Bounding box entries
______

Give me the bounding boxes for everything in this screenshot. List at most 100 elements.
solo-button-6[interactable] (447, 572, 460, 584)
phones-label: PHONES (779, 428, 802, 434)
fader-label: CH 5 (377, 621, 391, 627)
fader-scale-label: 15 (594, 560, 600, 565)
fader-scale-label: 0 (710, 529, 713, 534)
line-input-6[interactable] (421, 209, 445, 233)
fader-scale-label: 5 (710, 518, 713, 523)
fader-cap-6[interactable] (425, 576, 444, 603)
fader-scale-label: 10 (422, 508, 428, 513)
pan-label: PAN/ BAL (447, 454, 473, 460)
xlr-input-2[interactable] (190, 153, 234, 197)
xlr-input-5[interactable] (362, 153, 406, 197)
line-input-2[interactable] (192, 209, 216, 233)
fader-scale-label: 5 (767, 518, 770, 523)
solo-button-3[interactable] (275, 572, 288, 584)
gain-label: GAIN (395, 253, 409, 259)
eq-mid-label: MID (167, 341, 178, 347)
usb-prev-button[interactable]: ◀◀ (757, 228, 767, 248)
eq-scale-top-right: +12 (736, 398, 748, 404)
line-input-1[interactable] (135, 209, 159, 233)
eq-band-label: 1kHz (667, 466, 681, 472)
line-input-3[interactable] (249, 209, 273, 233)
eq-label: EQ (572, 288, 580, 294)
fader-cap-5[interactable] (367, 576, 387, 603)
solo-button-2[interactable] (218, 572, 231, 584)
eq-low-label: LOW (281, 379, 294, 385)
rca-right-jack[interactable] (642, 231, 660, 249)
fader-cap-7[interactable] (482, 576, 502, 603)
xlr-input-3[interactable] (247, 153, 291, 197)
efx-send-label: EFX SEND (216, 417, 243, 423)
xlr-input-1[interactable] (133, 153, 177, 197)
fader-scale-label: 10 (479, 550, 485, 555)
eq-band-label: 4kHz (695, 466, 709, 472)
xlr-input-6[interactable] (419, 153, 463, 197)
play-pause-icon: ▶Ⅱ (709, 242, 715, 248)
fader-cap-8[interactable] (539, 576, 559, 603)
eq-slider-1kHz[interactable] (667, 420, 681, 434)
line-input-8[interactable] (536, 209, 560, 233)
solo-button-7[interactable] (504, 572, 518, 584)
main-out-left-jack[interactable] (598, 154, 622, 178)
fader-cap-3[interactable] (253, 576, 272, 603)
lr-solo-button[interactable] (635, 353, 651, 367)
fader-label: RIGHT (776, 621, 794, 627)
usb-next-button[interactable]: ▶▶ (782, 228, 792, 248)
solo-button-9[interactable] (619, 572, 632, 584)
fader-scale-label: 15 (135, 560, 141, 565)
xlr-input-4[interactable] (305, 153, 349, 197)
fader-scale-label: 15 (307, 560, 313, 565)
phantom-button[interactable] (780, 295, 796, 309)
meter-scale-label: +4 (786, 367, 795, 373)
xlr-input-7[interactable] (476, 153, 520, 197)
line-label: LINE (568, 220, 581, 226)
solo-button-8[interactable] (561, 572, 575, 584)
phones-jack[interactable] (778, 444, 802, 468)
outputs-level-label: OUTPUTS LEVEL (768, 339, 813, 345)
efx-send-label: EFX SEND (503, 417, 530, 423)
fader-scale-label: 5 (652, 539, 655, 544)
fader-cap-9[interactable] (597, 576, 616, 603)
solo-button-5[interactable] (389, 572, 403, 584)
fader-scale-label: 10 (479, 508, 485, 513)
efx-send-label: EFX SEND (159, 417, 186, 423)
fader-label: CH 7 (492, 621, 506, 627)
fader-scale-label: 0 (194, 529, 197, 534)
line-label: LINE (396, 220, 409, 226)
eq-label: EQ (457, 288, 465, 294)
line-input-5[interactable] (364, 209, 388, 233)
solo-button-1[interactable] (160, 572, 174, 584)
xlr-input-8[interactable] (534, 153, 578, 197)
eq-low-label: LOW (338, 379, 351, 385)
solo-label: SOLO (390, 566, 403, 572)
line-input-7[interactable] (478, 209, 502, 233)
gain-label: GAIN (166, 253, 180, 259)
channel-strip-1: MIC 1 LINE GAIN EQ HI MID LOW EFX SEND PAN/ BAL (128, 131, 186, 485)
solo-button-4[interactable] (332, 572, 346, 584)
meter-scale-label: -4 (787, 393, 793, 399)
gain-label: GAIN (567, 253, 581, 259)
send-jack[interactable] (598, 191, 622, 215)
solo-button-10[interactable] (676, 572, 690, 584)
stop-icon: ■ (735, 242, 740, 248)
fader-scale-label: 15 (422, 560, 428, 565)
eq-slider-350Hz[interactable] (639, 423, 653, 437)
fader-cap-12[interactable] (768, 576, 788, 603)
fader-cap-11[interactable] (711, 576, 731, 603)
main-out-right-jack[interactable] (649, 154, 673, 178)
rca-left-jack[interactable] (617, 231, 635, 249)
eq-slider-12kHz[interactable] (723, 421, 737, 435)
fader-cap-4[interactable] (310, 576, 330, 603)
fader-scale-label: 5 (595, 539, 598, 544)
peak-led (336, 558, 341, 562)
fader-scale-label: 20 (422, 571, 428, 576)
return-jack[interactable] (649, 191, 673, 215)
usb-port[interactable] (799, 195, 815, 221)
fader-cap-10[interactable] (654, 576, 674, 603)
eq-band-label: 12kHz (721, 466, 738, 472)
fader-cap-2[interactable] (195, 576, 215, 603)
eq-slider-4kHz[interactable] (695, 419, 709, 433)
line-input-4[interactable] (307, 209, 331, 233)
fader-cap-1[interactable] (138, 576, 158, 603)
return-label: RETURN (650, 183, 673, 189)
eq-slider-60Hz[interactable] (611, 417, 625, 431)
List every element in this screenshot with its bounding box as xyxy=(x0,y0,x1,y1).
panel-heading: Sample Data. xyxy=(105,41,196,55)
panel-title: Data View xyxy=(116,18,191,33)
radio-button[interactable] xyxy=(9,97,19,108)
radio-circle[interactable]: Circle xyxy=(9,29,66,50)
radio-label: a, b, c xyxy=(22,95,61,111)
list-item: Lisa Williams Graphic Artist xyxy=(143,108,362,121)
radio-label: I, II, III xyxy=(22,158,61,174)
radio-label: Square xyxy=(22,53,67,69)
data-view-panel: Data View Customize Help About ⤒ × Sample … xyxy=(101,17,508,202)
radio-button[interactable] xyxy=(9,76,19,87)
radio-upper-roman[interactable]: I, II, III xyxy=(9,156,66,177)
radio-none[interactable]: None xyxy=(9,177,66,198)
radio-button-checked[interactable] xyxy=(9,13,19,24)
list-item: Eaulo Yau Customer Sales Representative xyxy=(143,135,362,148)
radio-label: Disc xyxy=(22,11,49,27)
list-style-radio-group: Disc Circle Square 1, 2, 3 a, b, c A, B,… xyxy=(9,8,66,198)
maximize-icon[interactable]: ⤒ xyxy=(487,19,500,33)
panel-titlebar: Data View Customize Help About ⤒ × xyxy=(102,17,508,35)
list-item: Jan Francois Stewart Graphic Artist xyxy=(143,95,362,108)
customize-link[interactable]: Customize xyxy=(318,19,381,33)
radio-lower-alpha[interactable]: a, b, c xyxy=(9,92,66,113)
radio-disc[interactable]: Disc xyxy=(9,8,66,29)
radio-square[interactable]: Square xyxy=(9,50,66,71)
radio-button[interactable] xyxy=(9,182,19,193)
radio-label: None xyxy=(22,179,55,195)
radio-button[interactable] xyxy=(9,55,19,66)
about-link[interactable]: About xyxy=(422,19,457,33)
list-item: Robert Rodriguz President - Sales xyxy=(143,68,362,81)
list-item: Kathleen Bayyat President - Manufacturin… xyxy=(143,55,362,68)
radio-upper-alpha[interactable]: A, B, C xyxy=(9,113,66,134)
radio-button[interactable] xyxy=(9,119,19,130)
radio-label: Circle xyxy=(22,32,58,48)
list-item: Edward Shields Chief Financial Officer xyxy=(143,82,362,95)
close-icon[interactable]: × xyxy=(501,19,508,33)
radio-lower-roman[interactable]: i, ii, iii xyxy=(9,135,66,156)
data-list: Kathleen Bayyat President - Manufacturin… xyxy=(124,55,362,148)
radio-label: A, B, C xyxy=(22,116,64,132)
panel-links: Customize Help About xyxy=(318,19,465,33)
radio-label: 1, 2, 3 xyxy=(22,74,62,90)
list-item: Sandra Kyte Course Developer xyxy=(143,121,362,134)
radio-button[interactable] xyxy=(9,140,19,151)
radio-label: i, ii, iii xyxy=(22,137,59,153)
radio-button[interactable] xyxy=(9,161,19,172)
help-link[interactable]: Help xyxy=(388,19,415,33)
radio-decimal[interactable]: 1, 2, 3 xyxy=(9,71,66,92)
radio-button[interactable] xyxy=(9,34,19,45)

______

Quote the lines word for word, starting at the first line and ending at the line that contains "usb-prev-button[interactable]: ◀◀ (757, 228, 767, 248)".

• Output for this task:
Give me the bounding boxes for everything in this screenshot. List at most 100 elements.
solo-button-6[interactable] (447, 572, 460, 584)
phones-label: PHONES (779, 428, 802, 434)
fader-label: CH 5 (377, 621, 391, 627)
fader-scale-label: 15 (594, 560, 600, 565)
fader-scale-label: 0 (710, 529, 713, 534)
line-input-6[interactable] (421, 209, 445, 233)
fader-scale-label: 5 (710, 518, 713, 523)
fader-cap-6[interactable] (425, 576, 444, 603)
fader-scale-label: 10 (422, 508, 428, 513)
pan-label: PAN/ BAL (447, 454, 473, 460)
xlr-input-2[interactable] (190, 153, 234, 197)
xlr-input-5[interactable] (362, 153, 406, 197)
line-input-2[interactable] (192, 209, 216, 233)
fader-scale-label: 5 (767, 518, 770, 523)
solo-button-3[interactable] (275, 572, 288, 584)
gain-label: GAIN (395, 253, 409, 259)
eq-mid-label: MID (167, 341, 178, 347)
usb-prev-button[interactable]: ◀◀ (757, 228, 767, 248)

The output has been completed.